[Material for this task]
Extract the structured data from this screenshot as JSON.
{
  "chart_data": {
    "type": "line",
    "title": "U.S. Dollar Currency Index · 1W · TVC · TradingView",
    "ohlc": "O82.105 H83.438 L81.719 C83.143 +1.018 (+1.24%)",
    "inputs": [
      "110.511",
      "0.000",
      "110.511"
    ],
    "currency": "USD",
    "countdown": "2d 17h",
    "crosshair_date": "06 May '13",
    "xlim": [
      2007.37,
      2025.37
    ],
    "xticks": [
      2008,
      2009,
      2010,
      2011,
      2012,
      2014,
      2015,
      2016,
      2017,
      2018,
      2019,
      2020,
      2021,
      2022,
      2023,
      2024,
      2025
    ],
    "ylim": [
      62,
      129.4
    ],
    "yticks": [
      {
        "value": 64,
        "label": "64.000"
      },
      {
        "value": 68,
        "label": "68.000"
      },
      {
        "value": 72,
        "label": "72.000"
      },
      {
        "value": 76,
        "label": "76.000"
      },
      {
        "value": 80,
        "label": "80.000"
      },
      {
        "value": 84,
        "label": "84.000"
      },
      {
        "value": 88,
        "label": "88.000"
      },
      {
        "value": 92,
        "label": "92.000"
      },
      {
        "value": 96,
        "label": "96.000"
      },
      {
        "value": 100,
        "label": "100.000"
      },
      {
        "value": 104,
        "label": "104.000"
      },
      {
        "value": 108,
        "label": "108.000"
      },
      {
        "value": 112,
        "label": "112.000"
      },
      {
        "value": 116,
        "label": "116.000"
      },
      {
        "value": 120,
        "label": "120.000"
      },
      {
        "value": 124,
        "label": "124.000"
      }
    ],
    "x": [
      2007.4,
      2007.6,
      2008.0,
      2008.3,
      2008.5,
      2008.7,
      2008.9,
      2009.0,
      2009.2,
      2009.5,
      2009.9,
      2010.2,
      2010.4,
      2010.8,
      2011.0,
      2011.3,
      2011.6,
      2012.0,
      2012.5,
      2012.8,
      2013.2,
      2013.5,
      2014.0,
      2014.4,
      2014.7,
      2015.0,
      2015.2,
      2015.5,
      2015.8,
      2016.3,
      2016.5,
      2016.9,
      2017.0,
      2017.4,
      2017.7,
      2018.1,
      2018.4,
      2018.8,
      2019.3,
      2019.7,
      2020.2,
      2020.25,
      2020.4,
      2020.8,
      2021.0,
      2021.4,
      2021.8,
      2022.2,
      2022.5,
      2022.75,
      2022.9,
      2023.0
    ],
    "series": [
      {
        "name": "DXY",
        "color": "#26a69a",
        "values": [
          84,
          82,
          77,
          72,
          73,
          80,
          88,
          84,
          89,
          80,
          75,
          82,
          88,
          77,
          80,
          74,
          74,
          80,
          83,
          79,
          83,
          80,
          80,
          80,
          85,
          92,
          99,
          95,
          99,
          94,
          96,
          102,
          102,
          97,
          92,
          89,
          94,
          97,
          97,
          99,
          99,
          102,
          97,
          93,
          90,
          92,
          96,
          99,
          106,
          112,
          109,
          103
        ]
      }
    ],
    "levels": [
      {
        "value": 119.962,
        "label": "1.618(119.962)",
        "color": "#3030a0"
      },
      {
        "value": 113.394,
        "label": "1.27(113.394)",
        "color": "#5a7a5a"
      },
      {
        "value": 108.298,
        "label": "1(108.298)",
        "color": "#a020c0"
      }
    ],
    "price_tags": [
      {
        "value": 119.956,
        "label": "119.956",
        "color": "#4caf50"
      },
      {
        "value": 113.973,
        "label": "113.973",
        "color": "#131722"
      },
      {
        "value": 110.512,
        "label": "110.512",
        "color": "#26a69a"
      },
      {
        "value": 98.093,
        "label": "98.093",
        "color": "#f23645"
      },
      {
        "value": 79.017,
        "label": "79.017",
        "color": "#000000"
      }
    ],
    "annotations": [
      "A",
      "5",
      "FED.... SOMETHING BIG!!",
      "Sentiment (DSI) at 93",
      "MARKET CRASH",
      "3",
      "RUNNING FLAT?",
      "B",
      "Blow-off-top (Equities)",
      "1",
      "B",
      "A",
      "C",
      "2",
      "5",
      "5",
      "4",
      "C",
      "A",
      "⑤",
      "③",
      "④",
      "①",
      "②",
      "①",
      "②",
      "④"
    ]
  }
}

[What is needed] Tally every line of the listing that holds the string "color", then give the number by itself.

[The output] 9